GIVEN INSTRUCTION — Copy out all of the lines below word for word, but leave the pictures out of your answer.

Rows from a layout dataset:
● ● ● ● ● ● ●
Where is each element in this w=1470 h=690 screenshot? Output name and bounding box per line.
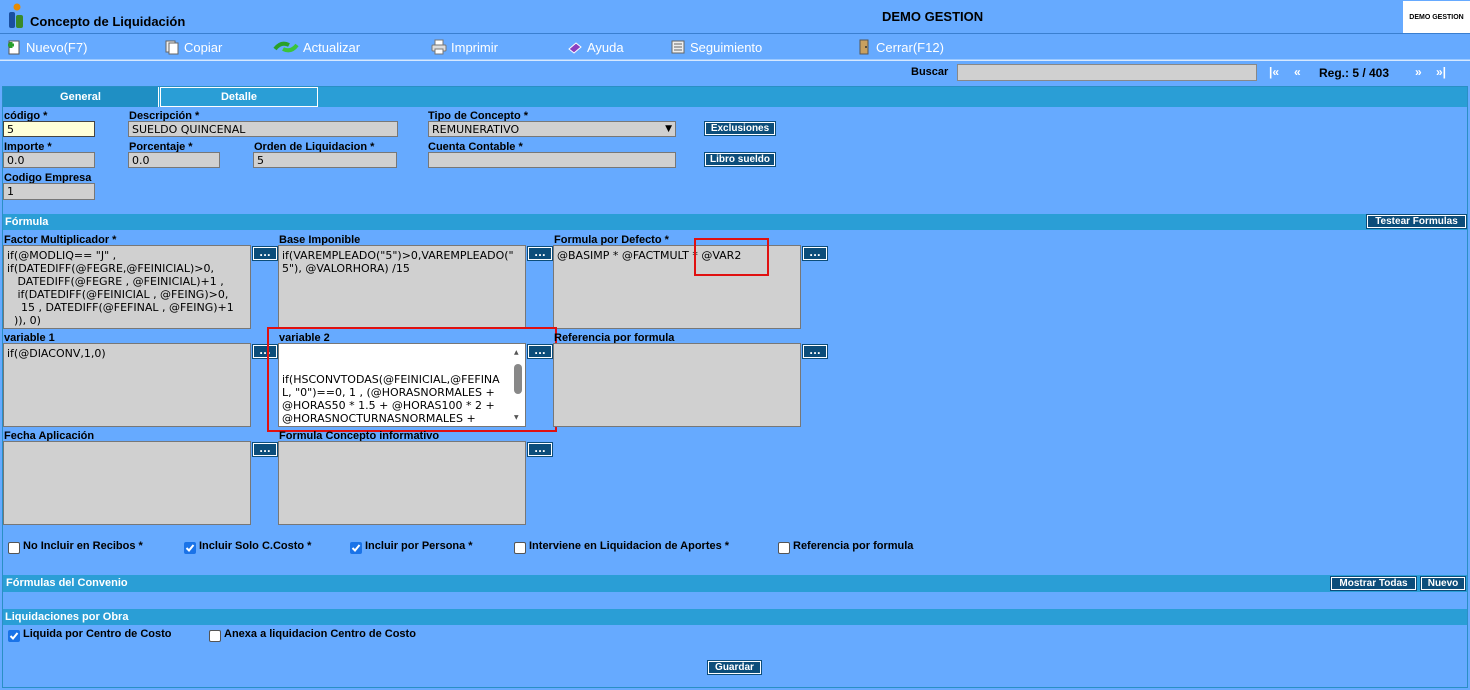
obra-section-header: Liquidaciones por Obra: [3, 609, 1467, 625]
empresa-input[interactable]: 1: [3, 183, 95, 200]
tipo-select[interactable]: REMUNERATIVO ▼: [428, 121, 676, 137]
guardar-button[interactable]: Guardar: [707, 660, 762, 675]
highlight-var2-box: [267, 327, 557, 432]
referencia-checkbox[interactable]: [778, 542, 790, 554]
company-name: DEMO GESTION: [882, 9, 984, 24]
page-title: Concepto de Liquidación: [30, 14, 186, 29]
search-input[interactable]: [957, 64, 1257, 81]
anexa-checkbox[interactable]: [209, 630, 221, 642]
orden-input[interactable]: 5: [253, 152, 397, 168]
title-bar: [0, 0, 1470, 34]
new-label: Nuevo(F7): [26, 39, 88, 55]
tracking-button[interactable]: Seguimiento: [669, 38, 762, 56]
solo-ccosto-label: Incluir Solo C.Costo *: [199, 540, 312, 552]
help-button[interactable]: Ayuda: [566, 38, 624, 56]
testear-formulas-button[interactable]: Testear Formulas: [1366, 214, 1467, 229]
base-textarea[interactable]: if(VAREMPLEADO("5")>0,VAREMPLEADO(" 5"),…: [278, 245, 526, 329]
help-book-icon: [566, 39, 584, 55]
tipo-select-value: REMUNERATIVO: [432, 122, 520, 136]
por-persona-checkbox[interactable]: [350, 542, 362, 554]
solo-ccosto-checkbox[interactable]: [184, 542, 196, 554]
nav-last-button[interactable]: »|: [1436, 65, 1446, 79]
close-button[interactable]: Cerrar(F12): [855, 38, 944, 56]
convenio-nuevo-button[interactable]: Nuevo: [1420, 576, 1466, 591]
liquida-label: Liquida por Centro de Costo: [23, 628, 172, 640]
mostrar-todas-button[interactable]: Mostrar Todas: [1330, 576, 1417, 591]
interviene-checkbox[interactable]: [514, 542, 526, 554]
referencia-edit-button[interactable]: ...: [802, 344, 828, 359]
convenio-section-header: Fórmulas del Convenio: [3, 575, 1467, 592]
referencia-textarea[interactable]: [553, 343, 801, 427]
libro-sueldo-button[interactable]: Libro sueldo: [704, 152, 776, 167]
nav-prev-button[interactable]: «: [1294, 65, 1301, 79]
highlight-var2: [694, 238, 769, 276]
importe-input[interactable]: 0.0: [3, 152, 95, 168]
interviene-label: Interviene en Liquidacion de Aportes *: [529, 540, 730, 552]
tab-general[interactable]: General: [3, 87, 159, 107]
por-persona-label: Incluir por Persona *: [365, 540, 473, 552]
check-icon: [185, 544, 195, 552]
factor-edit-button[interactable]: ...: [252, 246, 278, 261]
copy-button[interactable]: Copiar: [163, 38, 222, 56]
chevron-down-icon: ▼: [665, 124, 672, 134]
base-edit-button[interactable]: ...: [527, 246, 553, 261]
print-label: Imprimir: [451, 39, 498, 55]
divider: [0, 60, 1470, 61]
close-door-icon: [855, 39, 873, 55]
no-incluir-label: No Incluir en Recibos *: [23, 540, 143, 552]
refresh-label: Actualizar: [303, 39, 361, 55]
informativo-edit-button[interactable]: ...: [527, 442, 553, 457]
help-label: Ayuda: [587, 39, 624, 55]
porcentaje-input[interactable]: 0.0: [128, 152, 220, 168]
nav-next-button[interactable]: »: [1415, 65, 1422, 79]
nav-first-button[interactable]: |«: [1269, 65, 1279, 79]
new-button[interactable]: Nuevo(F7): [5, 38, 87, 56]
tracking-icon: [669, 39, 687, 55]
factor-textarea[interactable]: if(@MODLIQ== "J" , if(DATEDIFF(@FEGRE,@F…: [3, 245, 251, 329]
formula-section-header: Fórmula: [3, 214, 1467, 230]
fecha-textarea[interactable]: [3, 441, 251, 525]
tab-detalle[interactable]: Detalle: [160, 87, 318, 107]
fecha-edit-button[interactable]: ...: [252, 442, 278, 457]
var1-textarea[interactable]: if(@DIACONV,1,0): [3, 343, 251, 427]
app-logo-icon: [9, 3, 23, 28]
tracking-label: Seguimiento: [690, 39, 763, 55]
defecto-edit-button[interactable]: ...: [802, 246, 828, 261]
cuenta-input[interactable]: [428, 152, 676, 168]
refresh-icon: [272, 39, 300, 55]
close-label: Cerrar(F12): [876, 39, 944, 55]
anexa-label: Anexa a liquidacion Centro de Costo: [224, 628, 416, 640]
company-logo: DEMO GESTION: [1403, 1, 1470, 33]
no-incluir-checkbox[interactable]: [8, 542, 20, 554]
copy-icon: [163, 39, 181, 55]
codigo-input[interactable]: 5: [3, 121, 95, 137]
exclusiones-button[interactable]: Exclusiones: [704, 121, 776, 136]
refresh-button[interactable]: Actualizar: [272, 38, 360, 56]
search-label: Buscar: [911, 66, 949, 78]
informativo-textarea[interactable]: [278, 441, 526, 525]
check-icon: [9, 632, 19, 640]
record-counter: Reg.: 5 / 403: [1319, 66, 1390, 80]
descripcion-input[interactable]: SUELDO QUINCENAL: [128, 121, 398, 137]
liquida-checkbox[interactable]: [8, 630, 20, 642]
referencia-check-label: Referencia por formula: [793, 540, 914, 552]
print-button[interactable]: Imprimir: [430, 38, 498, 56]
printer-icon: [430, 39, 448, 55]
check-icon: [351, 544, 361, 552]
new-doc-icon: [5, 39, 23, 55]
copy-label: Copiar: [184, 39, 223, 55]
● ● ● ● ● ● ●
SOLUTION TO THIS PROBLEM —
Where is each element in this w=1470 h=690 screenshot? Output name and bounding box per line.
obra-section-header: Liquidaciones por Obra: [3, 609, 1467, 625]
empresa-input[interactable]: 1: [3, 183, 95, 200]
tipo-select[interactable]: REMUNERATIVO ▼: [428, 121, 676, 137]
guardar-button[interactable]: Guardar: [707, 660, 762, 675]
highlight-var2-box: [267, 327, 557, 432]
referencia-checkbox[interactable]: [778, 542, 790, 554]
company-name: DEMO GESTION: [882, 9, 984, 24]
page-title: Concepto de Liquidación: [30, 14, 186, 29]
search-input[interactable]: [957, 64, 1257, 81]
anexa-checkbox[interactable]: [209, 630, 221, 642]
orden-input[interactable]: 5: [253, 152, 397, 168]
title-bar: [0, 0, 1470, 34]
new-label: Nuevo(F7): [26, 39, 88, 55]
tracking-button[interactable]: Seguimiento: [669, 38, 762, 56]
solo-ccosto-label: Incluir Solo C.Costo *: [199, 540, 312, 552]
help-button[interactable]: Ayuda: [566, 38, 624, 56]
testear-formulas-button[interactable]: Testear Formulas: [1366, 214, 1467, 229]
base-textarea[interactable]: if(VAREMPLEADO("5")>0,VAREMPLEADO(" 5"),…: [278, 245, 526, 329]
help-book-icon: [566, 39, 584, 55]
tipo-select-value: REMUNERATIVO: [432, 122, 520, 136]
por-persona-checkbox[interactable]: [350, 542, 362, 554]
solo-ccosto-checkbox[interactable]: [184, 542, 196, 554]
nav-last-button[interactable]: »|: [1436, 65, 1446, 79]
close-button[interactable]: Cerrar(F12): [855, 38, 944, 56]
convenio-nuevo-button[interactable]: Nuevo: [1420, 576, 1466, 591]
liquida-label: Liquida por Centro de Costo: [23, 628, 172, 640]
mostrar-todas-button[interactable]: Mostrar Todas: [1330, 576, 1417, 591]
interviene-checkbox[interactable]: [514, 542, 526, 554]
referencia-edit-button[interactable]: ...: [802, 344, 828, 359]
convenio-section-header: Fórmulas del Convenio: [3, 575, 1467, 592]
referencia-textarea[interactable]: [553, 343, 801, 427]
libro-sueldo-button[interactable]: Libro sueldo: [704, 152, 776, 167]
nav-prev-button[interactable]: «: [1294, 65, 1301, 79]
highlight-var2: [694, 238, 769, 276]
importe-input[interactable]: 0.0: [3, 152, 95, 168]
interviene-label: Interviene en Liquidacion de Aportes *: [529, 540, 730, 552]
tab-general[interactable]: General: [3, 87, 159, 107]
por-persona-label: Incluir por Persona *: [365, 540, 473, 552]
check-icon: [185, 544, 195, 552]
factor-edit-button[interactable]: ...: [252, 246, 278, 261]
copy-button[interactable]: Copiar: [163, 38, 222, 56]
chevron-down-icon: ▼: [665, 124, 672, 134]
base-edit-button[interactable]: ...: [527, 246, 553, 261]
print-label: Imprimir: [451, 39, 498, 55]
divider: [0, 60, 1470, 61]
close-door-icon: [855, 39, 873, 55]
no-incluir-label: No Incluir en Recibos *: [23, 540, 143, 552]
refresh-label: Actualizar: [303, 39, 361, 55]
informativo-edit-button[interactable]: ...: [527, 442, 553, 457]
help-label: Ayuda: [587, 39, 624, 55]
porcentaje-input[interactable]: 0.0: [128, 152, 220, 168]
nav-next-button[interactable]: »: [1415, 65, 1422, 79]
nav-first-button[interactable]: |«: [1269, 65, 1279, 79]
new-button[interactable]: Nuevo(F7): [5, 38, 87, 56]
tracking-icon: [669, 39, 687, 55]
factor-textarea[interactable]: if(@MODLIQ== "J" , if(DATEDIFF(@FEGRE,@F…: [3, 245, 251, 329]
formula-section-header: Fórmula: [3, 214, 1467, 230]
fecha-textarea[interactable]: [3, 441, 251, 525]
tab-detalle[interactable]: Detalle: [160, 87, 318, 107]
fecha-edit-button[interactable]: ...: [252, 442, 278, 457]
var1-textarea[interactable]: if(@DIACONV,1,0): [3, 343, 251, 427]
app-logo-icon: [9, 3, 23, 28]
tracking-label: Seguimiento: [690, 39, 763, 55]
defecto-edit-button[interactable]: ...: [802, 246, 828, 261]
cuenta-input[interactable]: [428, 152, 676, 168]
refresh-icon: [272, 39, 300, 55]
close-label: Cerrar(F12): [876, 39, 944, 55]
anexa-label: Anexa a liquidacion Centro de Costo: [224, 628, 416, 640]
company-logo: DEMO GESTION: [1403, 1, 1470, 33]
no-incluir-checkbox[interactable]: [8, 542, 20, 554]
copy-icon: [163, 39, 181, 55]
codigo-input[interactable]: 5: [3, 121, 95, 137]
exclusiones-button[interactable]: Exclusiones: [704, 121, 776, 136]
refresh-button[interactable]: Actualizar: [272, 38, 360, 56]
search-label: Buscar: [911, 66, 949, 78]
informativo-textarea[interactable]: [278, 441, 526, 525]
check-icon: [9, 632, 19, 640]
record-counter: Reg.: 5 / 403: [1319, 66, 1390, 80]
descripcion-input[interactable]: SUELDO QUINCENAL: [128, 121, 398, 137]
liquida-checkbox[interactable]: [8, 630, 20, 642]
referencia-check-label: Referencia por formula: [793, 540, 914, 552]
print-button[interactable]: Imprimir: [430, 38, 498, 56]
printer-icon: [430, 39, 448, 55]
check-icon: [351, 544, 361, 552]
new-doc-icon: [5, 39, 23, 55]
copy-label: Copiar: [184, 39, 223, 55]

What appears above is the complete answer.